--- Start Entries ---

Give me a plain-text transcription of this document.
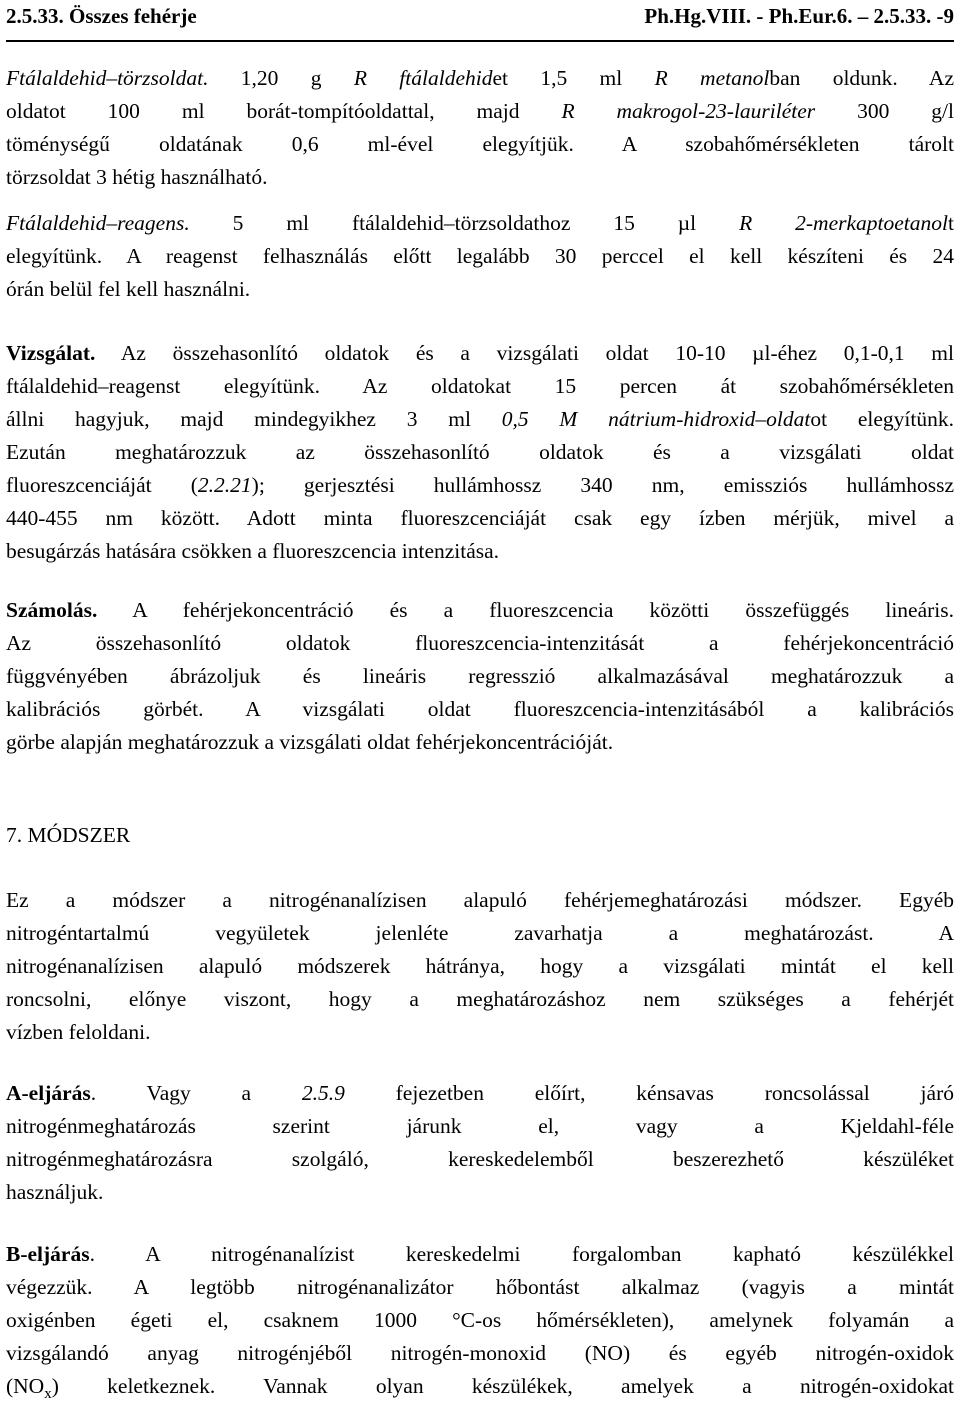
2.5.33. Összes fehérje	Ph.Hg.VIII. - Ph.Eur.6. – 2.5.33. -9

Ftálaldehid–törzsoldat. 1,20 g R ftálaldehidet 1,5 ml R metanolban oldunk. Az
oldatot 100 ml borát-tompítóoldattal, majd R makrogol-23-lauriléter 300 g/l
töménységű oldatának 0,6 ml-ével elegyítjük. A szobahőmérsékleten tárolt
törzsoldat 3 hétig használható.

Ftálaldehid–reagens. 5 ml ftálaldehid–törzsoldathoz 15 µl R 2-merkaptoetanolt
elegyítünk. A reagenst felhasználás előtt legalább 30 perccel el kell készíteni és 24
órán belül fel kell használni.

Vizsgálat. Az összehasonlító oldatok és a vizsgálati oldat 10-10 µl-éhez 0,1-0,1 ml
ftálaldehid–reagenst elegyítünk. Az oldatokat 15 percen át szobahőmérsékleten
állni hagyjuk, majd mindegyikhez 3 ml 0,5 M nátrium-hidroxid–oldatot elegyítünk.
Ezután meghatározzuk az összehasonlító oldatok és a vizsgálati oldat
fluoreszcenciáját (2.2.21); gerjesztési hullámhossz 340 nm, emissziós hullámhossz
440-455 nm között. Adott minta fluoreszcenciáját csak egy ízben mérjük, mivel a
besugárzás hatására csökken a fluoreszcencia intenzitása.

Számolás. A fehérjekoncentráció és a fluoreszcencia közötti összefüggés lineáris.
Az összehasonlító oldatok fluoreszcencia-intenzitását a fehérjekoncentráció
függvényében ábrázoljuk és lineáris regresszió alkalmazásával meghatározzuk a
kalibrációs görbét. A vizsgálati oldat fluoreszcencia-intenzitásából a kalibrációs
görbe alapján meghatározzuk a vizsgálati oldat fehérjekoncentrációját.

7. MÓDSZER

Ez a módszer a nitrogénanalízisen alapuló fehérjemeghatározási módszer. Egyéb
nitrogéntartalmú vegyületek jelenléte zavarhatja a meghatározást. A
nitrogénanalízisen alapuló módszerek hátránya, hogy a vizsgálati mintát el kell
roncsolni, előnye viszont, hogy a meghatározáshoz nem szükséges a fehérjét
vízben feloldani.

A-eljárás. Vagy a 2.5.9 fejezetben előírt, kénsavas roncsolással járó
nitrogénmeghatározás szerint járunk el, vagy a Kjeldahl-féle
nitrogénmeghatározásra szolgáló, kereskedelemből beszerezhető készüléket
használjuk.

B-eljárás. A nitrogénanalízist kereskedelmi forgalomban kapható készülékkel
végezzük. A legtöbb nitrogénanalizátor hőbontást alkalmaz (vagyis a mintát
oxigénben égeti el, csaknem 1000 °C-os hőmérsékleten), amelynek folyamán a
vizsgálandó anyag nitrogénjéből nitrogén-monoxid (NO) és egyéb nitrogén-oxidok
$(NO_x)$ keletkeznek. Vannak olyan készülékek, amelyek a nitrogén-oxidokat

--- End Entries ---

> [What to do]: All lines holding the word "összehasonlító" should be picked out and copied.

> [Full output]:
Vizsgálat. Az összehasonlító oldatok és a vizsgálati oldat 10-10 µl-éhez 0,1-0,1 ml
Ezután meghatározzuk az összehasonlító oldatok és a vizsgálati oldat
Az összehasonlító oldatok fluoreszcencia-intenzitását a fehérjekoncentráció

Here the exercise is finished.